- [RECORDS FOR THE EXERCISE]:
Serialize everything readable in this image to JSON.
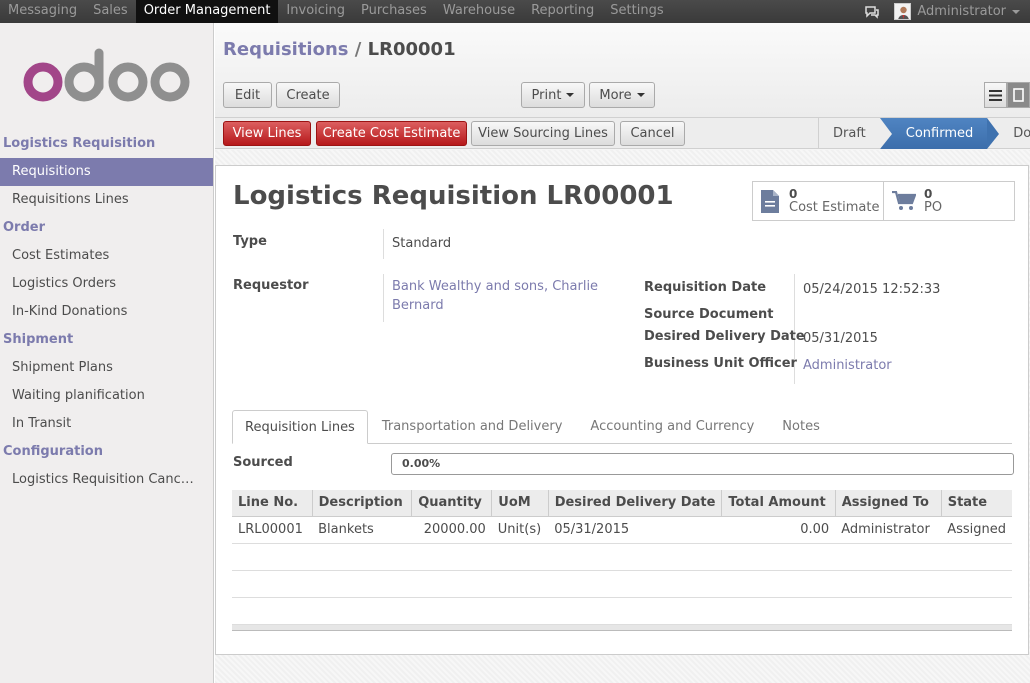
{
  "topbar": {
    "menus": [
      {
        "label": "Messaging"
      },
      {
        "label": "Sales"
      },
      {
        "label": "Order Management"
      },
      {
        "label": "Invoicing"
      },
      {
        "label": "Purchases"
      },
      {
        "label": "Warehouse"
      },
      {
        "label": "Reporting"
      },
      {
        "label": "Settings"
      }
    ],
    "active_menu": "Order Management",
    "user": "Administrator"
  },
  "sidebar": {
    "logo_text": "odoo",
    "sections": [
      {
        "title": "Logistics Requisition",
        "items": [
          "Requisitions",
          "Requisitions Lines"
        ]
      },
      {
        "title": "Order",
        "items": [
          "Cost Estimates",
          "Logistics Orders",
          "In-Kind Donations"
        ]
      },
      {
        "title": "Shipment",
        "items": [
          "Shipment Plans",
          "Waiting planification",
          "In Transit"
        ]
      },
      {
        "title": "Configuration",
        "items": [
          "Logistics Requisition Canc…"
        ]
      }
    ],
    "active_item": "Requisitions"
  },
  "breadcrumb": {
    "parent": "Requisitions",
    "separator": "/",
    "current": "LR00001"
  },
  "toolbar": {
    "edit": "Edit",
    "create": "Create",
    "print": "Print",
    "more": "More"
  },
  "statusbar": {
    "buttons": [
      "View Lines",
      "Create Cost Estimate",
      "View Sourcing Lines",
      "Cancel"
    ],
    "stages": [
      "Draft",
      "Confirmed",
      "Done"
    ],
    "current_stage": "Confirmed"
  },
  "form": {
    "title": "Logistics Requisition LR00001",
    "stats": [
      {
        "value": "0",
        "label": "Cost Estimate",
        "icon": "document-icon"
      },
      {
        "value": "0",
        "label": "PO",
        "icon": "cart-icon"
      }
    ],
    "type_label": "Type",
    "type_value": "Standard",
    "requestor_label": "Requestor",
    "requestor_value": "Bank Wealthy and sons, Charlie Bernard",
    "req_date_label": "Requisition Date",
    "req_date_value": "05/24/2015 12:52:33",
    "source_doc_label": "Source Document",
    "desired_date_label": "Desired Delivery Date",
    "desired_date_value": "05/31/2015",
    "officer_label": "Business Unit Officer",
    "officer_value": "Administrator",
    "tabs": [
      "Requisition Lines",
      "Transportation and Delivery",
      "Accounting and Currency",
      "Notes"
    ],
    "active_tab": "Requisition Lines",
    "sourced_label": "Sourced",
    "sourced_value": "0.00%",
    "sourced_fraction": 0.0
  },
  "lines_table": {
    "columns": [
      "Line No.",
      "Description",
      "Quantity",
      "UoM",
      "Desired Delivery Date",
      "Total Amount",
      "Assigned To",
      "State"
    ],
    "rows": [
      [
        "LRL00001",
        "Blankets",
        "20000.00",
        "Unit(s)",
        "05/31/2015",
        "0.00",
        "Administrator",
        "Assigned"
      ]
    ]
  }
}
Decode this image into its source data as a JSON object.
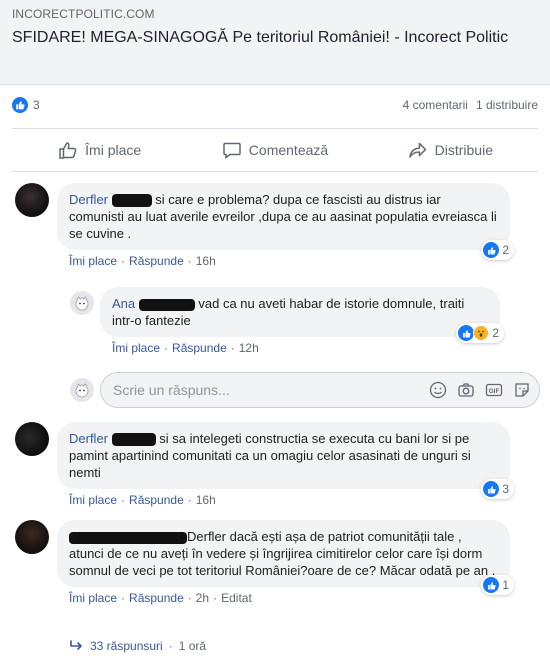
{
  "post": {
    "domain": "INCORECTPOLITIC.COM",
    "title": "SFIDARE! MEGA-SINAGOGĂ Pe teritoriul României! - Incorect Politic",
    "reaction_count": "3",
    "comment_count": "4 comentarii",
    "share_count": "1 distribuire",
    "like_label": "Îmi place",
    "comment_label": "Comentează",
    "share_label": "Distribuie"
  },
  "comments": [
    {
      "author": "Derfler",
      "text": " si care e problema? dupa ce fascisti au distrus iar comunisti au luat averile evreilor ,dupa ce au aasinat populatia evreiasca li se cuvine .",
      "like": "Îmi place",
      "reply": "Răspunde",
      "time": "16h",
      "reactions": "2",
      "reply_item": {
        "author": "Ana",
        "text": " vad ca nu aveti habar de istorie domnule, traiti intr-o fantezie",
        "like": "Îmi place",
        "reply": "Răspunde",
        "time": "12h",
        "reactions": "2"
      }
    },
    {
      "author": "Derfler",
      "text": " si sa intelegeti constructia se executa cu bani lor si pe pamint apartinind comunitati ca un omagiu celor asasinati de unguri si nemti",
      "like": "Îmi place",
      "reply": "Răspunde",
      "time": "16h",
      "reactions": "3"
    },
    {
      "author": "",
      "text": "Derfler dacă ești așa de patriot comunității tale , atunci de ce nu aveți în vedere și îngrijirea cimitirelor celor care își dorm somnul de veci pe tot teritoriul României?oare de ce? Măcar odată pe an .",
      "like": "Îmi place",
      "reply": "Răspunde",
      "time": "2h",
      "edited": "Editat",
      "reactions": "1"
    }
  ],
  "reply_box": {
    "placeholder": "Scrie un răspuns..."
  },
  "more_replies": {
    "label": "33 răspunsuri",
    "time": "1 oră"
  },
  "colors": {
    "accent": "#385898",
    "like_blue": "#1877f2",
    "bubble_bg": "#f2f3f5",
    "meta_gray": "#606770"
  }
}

- [YOUR GOAL]: All records should be output exactly, with the pictures left out.

- [ANSWER TO THE TASK]:
Serialize everything readable in this image to JSON.
{
  "topbar": {
    "menus": [
      {
        "label": "Messaging"
      },
      {
        "label": "Sales"
      },
      {
        "label": "Order Management"
      },
      {
        "label": "Invoicing"
      },
      {
        "label": "Purchases"
      },
      {
        "label": "Warehouse"
      },
      {
        "label": "Reporting"
      },
      {
        "label": "Settings"
      }
    ],
    "active_menu": "Order Management",
    "user": "Administrator"
  },
  "sidebar": {
    "logo_text": "odoo",
    "sections": [
      {
        "title": "Logistics Requisition",
        "items": [
          "Requisitions",
          "Requisitions Lines"
        ]
      },
      {
        "title": "Order",
        "items": [
          "Cost Estimates",
          "Logistics Orders",
          "In-Kind Donations"
        ]
      },
      {
        "title": "Shipment",
        "items": [
          "Shipment Plans",
          "Waiting planification",
          "In Transit"
        ]
      },
      {
        "title": "Configuration",
        "items": [
          "Logistics Requisition Canc…"
        ]
      }
    ],
    "active_item": "Requisitions"
  },
  "breadcrumb": {
    "parent": "Requisitions",
    "separator": "/",
    "current": "LR00001"
  },
  "toolbar": {
    "edit": "Edit",
    "create": "Create",
    "print": "Print",
    "more": "More"
  },
  "statusbar": {
    "buttons": [
      "View Lines",
      "Create Cost Estimate",
      "View Sourcing Lines",
      "Cancel"
    ],
    "stages": [
      "Draft",
      "Confirmed",
      "Done"
    ],
    "current_stage": "Confirmed"
  },
  "form": {
    "title": "Logistics Requisition LR00001",
    "stats": [
      {
        "value": "0",
        "label": "Cost Estimate",
        "icon": "document-icon"
      },
      {
        "value": "0",
        "label": "PO",
        "icon": "cart-icon"
      }
    ],
    "type_label": "Type",
    "type_value": "Standard",
    "requestor_label": "Requestor",
    "requestor_value": "Bank Wealthy and sons, Charlie Bernard",
    "req_date_label": "Requisition Date",
    "req_date_value": "05/24/2015 12:52:33",
    "source_doc_label": "Source Document",
    "desired_date_label": "Desired Delivery Date",
    "desired_date_value": "05/31/2015",
    "officer_label": "Business Unit Officer",
    "officer_value": "Administrator",
    "tabs": [
      "Requisition Lines",
      "Transportation and Delivery",
      "Accounting and Currency",
      "Notes"
    ],
    "active_tab": "Requisition Lines",
    "sourced_label": "Sourced",
    "sourced_value": "0.00%",
    "sourced_fraction": 0.0
  },
  "lines_table": {
    "columns": [
      "Line No.",
      "Description",
      "Quantity",
      "UoM",
      "Desired Delivery Date",
      "Total Amount",
      "Assigned To",
      "State"
    ],
    "rows": [
      [
        "LRL00001",
        "Blankets",
        "20000.00",
        "Unit(s)",
        "05/31/2015",
        "0.00",
        "Administrator",
        "Assigned"
      ]
    ]
  }
}
Decode this image into its source data as a JSON object.
{
  "post": {
    "domain": "INCORECTPOLITIC.COM",
    "title": "SFIDARE! MEGA-SINAGOGĂ Pe teritoriul României! - Incorect Politic",
    "reaction_count": "3",
    "comment_count": "4 comentarii",
    "share_count": "1 distribuire",
    "like_label": "Îmi place",
    "comment_label": "Comentează",
    "share_label": "Distribuie"
  },
  "comments": [
    {
      "author": "Derfler",
      "text": " si care e problema? dupa ce fascisti au distrus iar comunisti au luat averile evreilor ,dupa ce au aasinat populatia evreiasca li se cuvine .",
      "like": "Îmi place",
      "reply": "Răspunde",
      "time": "16h",
      "reactions": "2",
      "reply_item": {
        "author": "Ana",
        "text": " vad ca nu aveti habar de istorie domnule, traiti intr-o fantezie",
        "like": "Îmi place",
        "reply": "Răspunde",
        "time": "12h",
        "reactions": "2"
      }
    },
    {
      "author": "Derfler",
      "text": " si sa intelegeti constructia se executa cu bani lor si pe pamint apartinind comunitati ca un omagiu celor asasinati de unguri si nemti",
      "like": "Îmi place",
      "reply": "Răspunde",
      "time": "16h",
      "reactions": "3"
    },
    {
      "author": "",
      "text": "Derfler dacă ești așa de patriot comunității tale , atunci de ce nu aveți în vedere și îngrijirea cimitirelor celor care își dorm somnul de veci pe tot teritoriul României?oare de ce? Măcar odată pe an .",
      "like": "Îmi place",
      "reply": "Răspunde",
      "time": "2h",
      "edited": "Editat",
      "reactions": "1"
    }
  ],
  "reply_box": {
    "placeholder": "Scrie un răspuns..."
  },
  "more_replies": {
    "label": "33 răspunsuri",
    "time": "1 oră"
  },
  "colors": {
    "accent": "#385898",
    "like_blue": "#1877f2",
    "bubble_bg": "#f2f3f5",
    "meta_gray": "#606770"
  }
}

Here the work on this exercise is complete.